▸ What to produce
Leave out the pictures and repeat everything else in the records exactly.

▸ Task inputs
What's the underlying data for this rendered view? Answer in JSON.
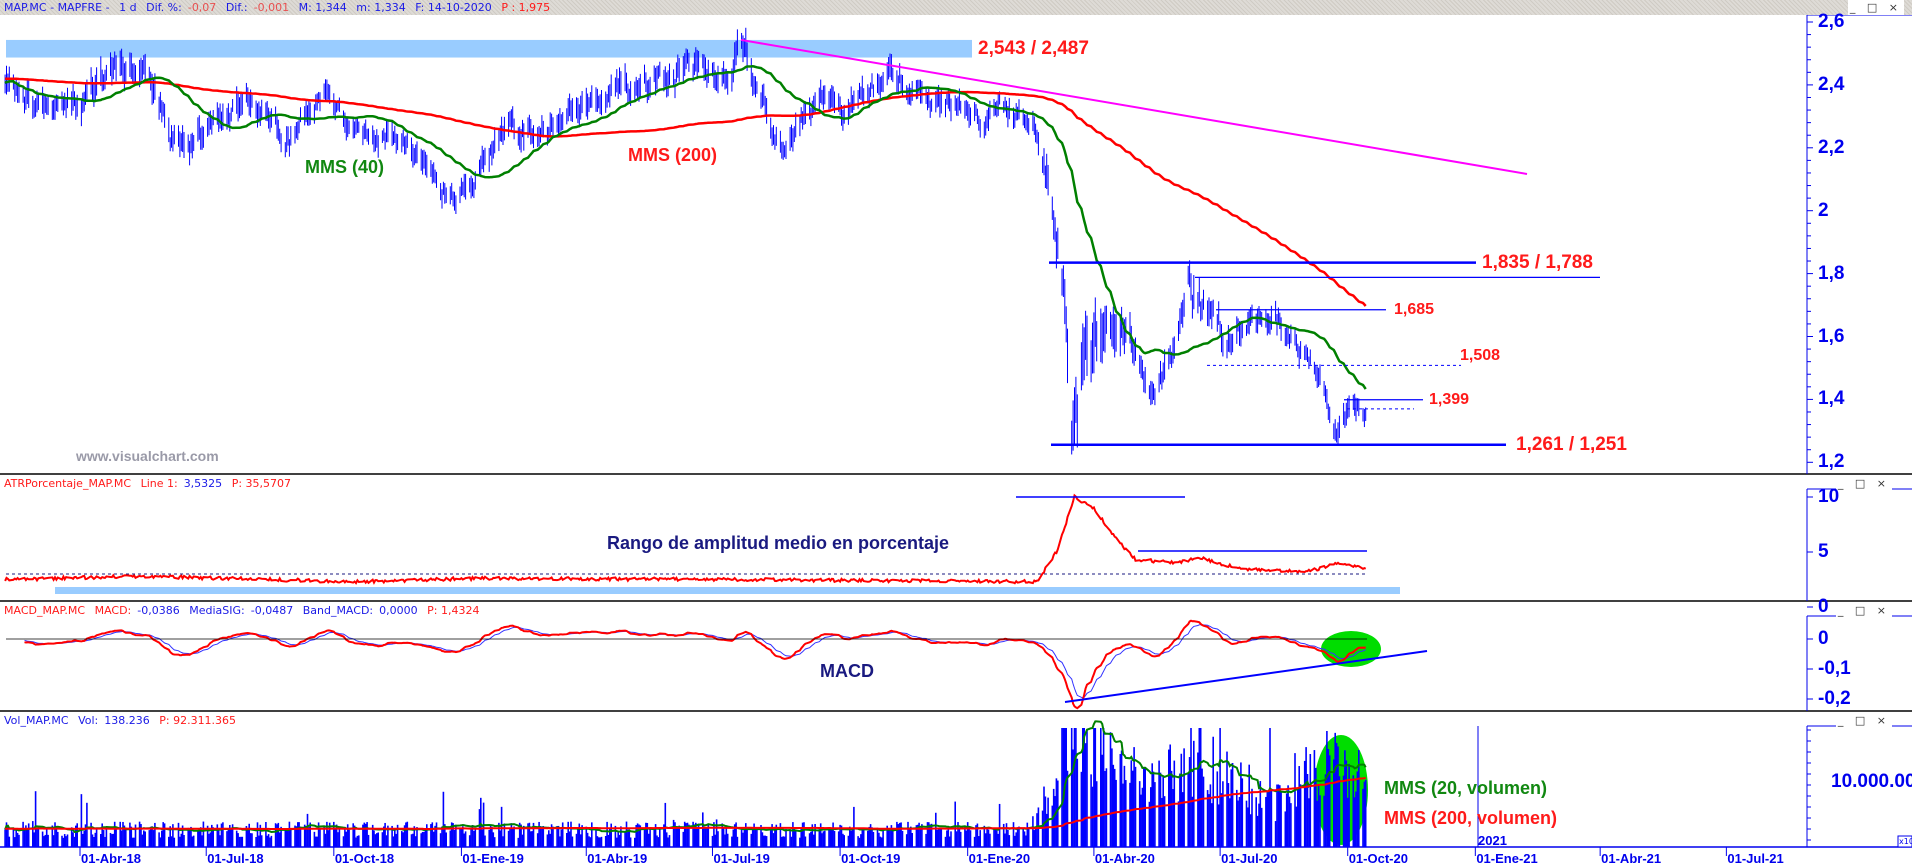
{
  "header": {
    "symbol": "MAP.MC - MAPFRE -",
    "period": "1 d",
    "dif_pct_label": "Dif. %:",
    "dif_pct": "-0,07",
    "dif_label": "Dif.:",
    "dif": "-0,001",
    "max_label": "M: 1,344",
    "min_label": "m: 1,334",
    "date_label": "F: 14-10-2020",
    "p_label": "P : 1,975"
  },
  "panels": {
    "atr": {
      "name": "ATRPorcentaje_MAP.MC",
      "line_label": "Line 1:",
      "line_value": "3,5325",
      "p": "P: 35,5707"
    },
    "macd": {
      "name": "MACD_MAP.MC",
      "macd_label": "MACD:",
      "macd_value": "-0,0386",
      "sig_label": "MediaSIG:",
      "sig_value": "-0,0487",
      "band_label": "Band_MACD:",
      "band_value": "0,0000",
      "p": "P: 1,4324"
    },
    "vol": {
      "name": "Vol_MAP.MC",
      "vol_label": "Vol:",
      "vol_value": "138.236",
      "p": "P: 92.311.365"
    }
  },
  "window_controls": "_ □ ×",
  "annotations": {
    "resistance_top": "2,543 / 2,487",
    "mms40": "MMS (40)",
    "mms200": "MMS (200)",
    "level_1835": "1,835 / 1,788",
    "level_1685": "1,685",
    "level_1508": "1,508",
    "level_1399": "1,399",
    "level_1261": "1,261 / 1,251",
    "watermark": "www.visualchart.com",
    "atr_title": "Rango de amplitud medio en porcentaje",
    "macd_title": "MACD",
    "vol_mms20": "MMS (20, volumen)",
    "vol_mms200": "MMS (200, volumen)",
    "year_marker": "2021",
    "vol_multiplier": "x10"
  },
  "colors": {
    "price": "#0000ff",
    "mms40": "#008000",
    "mms200": "#ff0000",
    "trendline": "#ff00ff",
    "axis": "#0000ee",
    "band": "#99ccff",
    "highlight": "#00dd00"
  },
  "chart_data": [
    {
      "type": "line",
      "title": "MAP.MC - MAPFRE - 1 d",
      "subtype": "ohlc bars with moving averages",
      "y_ticks": [
        "2,6",
        "2,4",
        "2,2",
        "2",
        "1,8",
        "1,6",
        "1,4",
        "1,2"
      ],
      "ylim": [
        1.2,
        2.6
      ],
      "x_ticks": [
        "01-Abr-18",
        "01-Jul-18",
        "01-Oct-18",
        "01-Ene-19",
        "01-Abr-19",
        "01-Jul-19",
        "01-Oct-19",
        "01-Ene-20",
        "01-Abr-20",
        "01-Jul-20",
        "01-Oct-20",
        "01-Ene-21",
        "01-Abr-21",
        "01-Jul-21"
      ],
      "close_keypoints": [
        [
          "2018-02-06",
          2.38
        ],
        [
          "2018-02-20",
          2.33
        ],
        [
          "2018-03-10",
          2.28
        ],
        [
          "2018-04-10",
          2.38
        ],
        [
          "2018-05-10",
          2.47
        ],
        [
          "2018-05-25",
          2.4
        ],
        [
          "2018-06-05",
          2.2
        ],
        [
          "2018-06-25",
          2.22
        ],
        [
          "2018-07-15",
          2.32
        ],
        [
          "2018-08-10",
          2.33
        ],
        [
          "2018-09-01",
          2.25
        ],
        [
          "2018-09-28",
          2.4
        ],
        [
          "2018-10-20",
          2.22
        ],
        [
          "2018-11-20",
          2.28
        ],
        [
          "2018-12-10",
          2.15
        ],
        [
          "2018-12-27",
          2.07
        ],
        [
          "2019-01-20",
          2.2
        ],
        [
          "2019-02-15",
          2.28
        ],
        [
          "2019-03-15",
          2.27
        ],
        [
          "2019-04-15",
          2.37
        ],
        [
          "2019-05-15",
          2.4
        ],
        [
          "2019-06-10",
          2.43
        ],
        [
          "2019-07-25",
          2.53
        ],
        [
          "2019-08-05",
          2.35
        ],
        [
          "2019-08-20",
          2.22
        ],
        [
          "2019-09-15",
          2.32
        ],
        [
          "2019-10-15",
          2.35
        ],
        [
          "2019-11-10",
          2.42
        ],
        [
          "2019-12-05",
          2.36
        ],
        [
          "2020-01-10",
          2.32
        ],
        [
          "2020-02-18",
          2.3
        ],
        [
          "2020-02-28",
          2.1
        ],
        [
          "2020-03-10",
          1.75
        ],
        [
          "2020-03-16",
          1.28
        ],
        [
          "2020-03-25",
          1.5
        ],
        [
          "2020-04-10",
          1.55
        ],
        [
          "2020-04-25",
          1.58
        ],
        [
          "2020-05-14",
          1.4
        ],
        [
          "2020-05-30",
          1.6
        ],
        [
          "2020-06-08",
          1.82
        ],
        [
          "2020-06-20",
          1.65
        ],
        [
          "2020-07-10",
          1.62
        ],
        [
          "2020-07-25",
          1.64
        ],
        [
          "2020-08-15",
          1.62
        ],
        [
          "2020-09-01",
          1.55
        ],
        [
          "2020-09-15",
          1.45
        ],
        [
          "2020-09-22",
          1.3
        ],
        [
          "2020-10-05",
          1.38
        ],
        [
          "2020-10-14",
          1.34
        ]
      ],
      "series": [
        {
          "name": "MMS (40)"
        },
        {
          "name": "MMS (200)"
        }
      ],
      "levels": [
        2.543,
        2.487,
        1.835,
        1.788,
        1.685,
        1.508,
        1.399,
        1.261,
        1.251
      ],
      "trendline": [
        [
          "2019-07-25",
          2.543
        ],
        [
          "2021-04-15",
          2.115
        ]
      ]
    },
    {
      "type": "line",
      "title": "ATRPorcentaje_MAP.MC",
      "y_ticks": [
        "10",
        "5",
        "0"
      ],
      "ylim": [
        0,
        10.5
      ],
      "keypoints": [
        [
          "2018-02-06",
          2.5
        ],
        [
          "2018-05-15",
          2.8
        ],
        [
          "2018-10-15",
          2.3
        ],
        [
          "2019-01-10",
          2.6
        ],
        [
          "2019-07-15",
          2.5
        ],
        [
          "2020-02-20",
          2.3
        ],
        [
          "2020-03-05",
          5
        ],
        [
          "2020-03-18",
          10
        ],
        [
          "2020-04-01",
          9
        ],
        [
          "2020-04-15",
          6.5
        ],
        [
          "2020-05-01",
          4.3
        ],
        [
          "2020-06-01",
          4
        ],
        [
          "2020-06-15",
          4.5
        ],
        [
          "2020-07-15",
          3.5
        ],
        [
          "2020-09-01",
          3.2
        ],
        [
          "2020-09-25",
          4
        ],
        [
          "2020-10-14",
          3.5
        ]
      ]
    },
    {
      "type": "line",
      "title": "MACD_MAP.MC",
      "y_ticks": [
        "0",
        "-0,1",
        "-0,2"
      ],
      "series": [
        {
          "name": "MACD"
        },
        {
          "name": "MediaSIG"
        }
      ]
    },
    {
      "type": "bar",
      "title": "Vol_MAP.MC",
      "y_ticks": [
        "10.000.00"
      ],
      "base_volume": 3200000,
      "volume_multiplier_keypoints": [
        [
          "2018-02-06",
          1
        ],
        [
          "2020-02-15",
          1
        ],
        [
          "2020-02-28",
          3
        ],
        [
          "2020-03-15",
          7
        ],
        [
          "2020-04-15",
          4.5
        ],
        [
          "2020-05-15",
          3.5
        ],
        [
          "2020-06-10",
          5.5
        ],
        [
          "2020-07-15",
          3.5
        ],
        [
          "2020-08-15",
          2.5
        ],
        [
          "2020-09-20",
          5.5
        ],
        [
          "2020-10-14",
          3.5
        ]
      ],
      "series": [
        {
          "name": "MMS (20, volumen)"
        },
        {
          "name": "MMS (200, volumen)"
        }
      ]
    }
  ]
}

▸ Solution
What's the underlying data for this rendered view? Answer in JSON.
{
  "header": {
    "symbol": "MAP.MC - MAPFRE -",
    "period": "1 d",
    "dif_pct_label": "Dif. %:",
    "dif_pct": "-0,07",
    "dif_label": "Dif.:",
    "dif": "-0,001",
    "max_label": "M: 1,344",
    "min_label": "m: 1,334",
    "date_label": "F: 14-10-2020",
    "p_label": "P : 1,975"
  },
  "panels": {
    "atr": {
      "name": "ATRPorcentaje_MAP.MC",
      "line_label": "Line 1:",
      "line_value": "3,5325",
      "p": "P: 35,5707"
    },
    "macd": {
      "name": "MACD_MAP.MC",
      "macd_label": "MACD:",
      "macd_value": "-0,0386",
      "sig_label": "MediaSIG:",
      "sig_value": "-0,0487",
      "band_label": "Band_MACD:",
      "band_value": "0,0000",
      "p": "P: 1,4324"
    },
    "vol": {
      "name": "Vol_MAP.MC",
      "vol_label": "Vol:",
      "vol_value": "138.236",
      "p": "P: 92.311.365"
    }
  },
  "window_controls": "_ □ ×",
  "annotations": {
    "resistance_top": "2,543 / 2,487",
    "mms40": "MMS (40)",
    "mms200": "MMS (200)",
    "level_1835": "1,835 / 1,788",
    "level_1685": "1,685",
    "level_1508": "1,508",
    "level_1399": "1,399",
    "level_1261": "1,261 / 1,251",
    "watermark": "www.visualchart.com",
    "atr_title": "Rango de amplitud medio en porcentaje",
    "macd_title": "MACD",
    "vol_mms20": "MMS (20, volumen)",
    "vol_mms200": "MMS (200, volumen)",
    "year_marker": "2021",
    "vol_multiplier": "x10"
  },
  "colors": {
    "price": "#0000ff",
    "mms40": "#008000",
    "mms200": "#ff0000",
    "trendline": "#ff00ff",
    "axis": "#0000ee",
    "band": "#99ccff",
    "highlight": "#00dd00"
  },
  "chart_data": [
    {
      "type": "line",
      "title": "MAP.MC - MAPFRE - 1 d",
      "subtype": "ohlc bars with moving averages",
      "y_ticks": [
        "2,6",
        "2,4",
        "2,2",
        "2",
        "1,8",
        "1,6",
        "1,4",
        "1,2"
      ],
      "ylim": [
        1.2,
        2.6
      ],
      "x_ticks": [
        "01-Abr-18",
        "01-Jul-18",
        "01-Oct-18",
        "01-Ene-19",
        "01-Abr-19",
        "01-Jul-19",
        "01-Oct-19",
        "01-Ene-20",
        "01-Abr-20",
        "01-Jul-20",
        "01-Oct-20",
        "01-Ene-21",
        "01-Abr-21",
        "01-Jul-21"
      ],
      "close_keypoints": [
        [
          "2018-02-06",
          2.38
        ],
        [
          "2018-02-20",
          2.33
        ],
        [
          "2018-03-10",
          2.28
        ],
        [
          "2018-04-10",
          2.38
        ],
        [
          "2018-05-10",
          2.47
        ],
        [
          "2018-05-25",
          2.4
        ],
        [
          "2018-06-05",
          2.2
        ],
        [
          "2018-06-25",
          2.22
        ],
        [
          "2018-07-15",
          2.32
        ],
        [
          "2018-08-10",
          2.33
        ],
        [
          "2018-09-01",
          2.25
        ],
        [
          "2018-09-28",
          2.4
        ],
        [
          "2018-10-20",
          2.22
        ],
        [
          "2018-11-20",
          2.28
        ],
        [
          "2018-12-10",
          2.15
        ],
        [
          "2018-12-27",
          2.07
        ],
        [
          "2019-01-20",
          2.2
        ],
        [
          "2019-02-15",
          2.28
        ],
        [
          "2019-03-15",
          2.27
        ],
        [
          "2019-04-15",
          2.37
        ],
        [
          "2019-05-15",
          2.4
        ],
        [
          "2019-06-10",
          2.43
        ],
        [
          "2019-07-25",
          2.53
        ],
        [
          "2019-08-05",
          2.35
        ],
        [
          "2019-08-20",
          2.22
        ],
        [
          "2019-09-15",
          2.32
        ],
        [
          "2019-10-15",
          2.35
        ],
        [
          "2019-11-10",
          2.42
        ],
        [
          "2019-12-05",
          2.36
        ],
        [
          "2020-01-10",
          2.32
        ],
        [
          "2020-02-18",
          2.3
        ],
        [
          "2020-02-28",
          2.1
        ],
        [
          "2020-03-10",
          1.75
        ],
        [
          "2020-03-16",
          1.28
        ],
        [
          "2020-03-25",
          1.5
        ],
        [
          "2020-04-10",
          1.55
        ],
        [
          "2020-04-25",
          1.58
        ],
        [
          "2020-05-14",
          1.4
        ],
        [
          "2020-05-30",
          1.6
        ],
        [
          "2020-06-08",
          1.82
        ],
        [
          "2020-06-20",
          1.65
        ],
        [
          "2020-07-10",
          1.62
        ],
        [
          "2020-07-25",
          1.64
        ],
        [
          "2020-08-15",
          1.62
        ],
        [
          "2020-09-01",
          1.55
        ],
        [
          "2020-09-15",
          1.45
        ],
        [
          "2020-09-22",
          1.3
        ],
        [
          "2020-10-05",
          1.38
        ],
        [
          "2020-10-14",
          1.34
        ]
      ],
      "series": [
        {
          "name": "MMS (40)"
        },
        {
          "name": "MMS (200)"
        }
      ],
      "levels": [
        2.543,
        2.487,
        1.835,
        1.788,
        1.685,
        1.508,
        1.399,
        1.261,
        1.251
      ],
      "trendline": [
        [
          "2019-07-25",
          2.543
        ],
        [
          "2021-04-15",
          2.115
        ]
      ]
    },
    {
      "type": "line",
      "title": "ATRPorcentaje_MAP.MC",
      "y_ticks": [
        "10",
        "5",
        "0"
      ],
      "ylim": [
        0,
        10.5
      ],
      "keypoints": [
        [
          "2018-02-06",
          2.5
        ],
        [
          "2018-05-15",
          2.8
        ],
        [
          "2018-10-15",
          2.3
        ],
        [
          "2019-01-10",
          2.6
        ],
        [
          "2019-07-15",
          2.5
        ],
        [
          "2020-02-20",
          2.3
        ],
        [
          "2020-03-05",
          5
        ],
        [
          "2020-03-18",
          10
        ],
        [
          "2020-04-01",
          9
        ],
        [
          "2020-04-15",
          6.5
        ],
        [
          "2020-05-01",
          4.3
        ],
        [
          "2020-06-01",
          4
        ],
        [
          "2020-06-15",
          4.5
        ],
        [
          "2020-07-15",
          3.5
        ],
        [
          "2020-09-01",
          3.2
        ],
        [
          "2020-09-25",
          4
        ],
        [
          "2020-10-14",
          3.5
        ]
      ]
    },
    {
      "type": "line",
      "title": "MACD_MAP.MC",
      "y_ticks": [
        "0",
        "-0,1",
        "-0,2"
      ],
      "series": [
        {
          "name": "MACD"
        },
        {
          "name": "MediaSIG"
        }
      ]
    },
    {
      "type": "bar",
      "title": "Vol_MAP.MC",
      "y_ticks": [
        "10.000.00"
      ],
      "base_volume": 3200000,
      "volume_multiplier_keypoints": [
        [
          "2018-02-06",
          1
        ],
        [
          "2020-02-15",
          1
        ],
        [
          "2020-02-28",
          3
        ],
        [
          "2020-03-15",
          7
        ],
        [
          "2020-04-15",
          4.5
        ],
        [
          "2020-05-15",
          3.5
        ],
        [
          "2020-06-10",
          5.5
        ],
        [
          "2020-07-15",
          3.5
        ],
        [
          "2020-08-15",
          2.5
        ],
        [
          "2020-09-20",
          5.5
        ],
        [
          "2020-10-14",
          3.5
        ]
      ],
      "series": [
        {
          "name": "MMS (20, volumen)"
        },
        {
          "name": "MMS (200, volumen)"
        }
      ]
    }
  ]
}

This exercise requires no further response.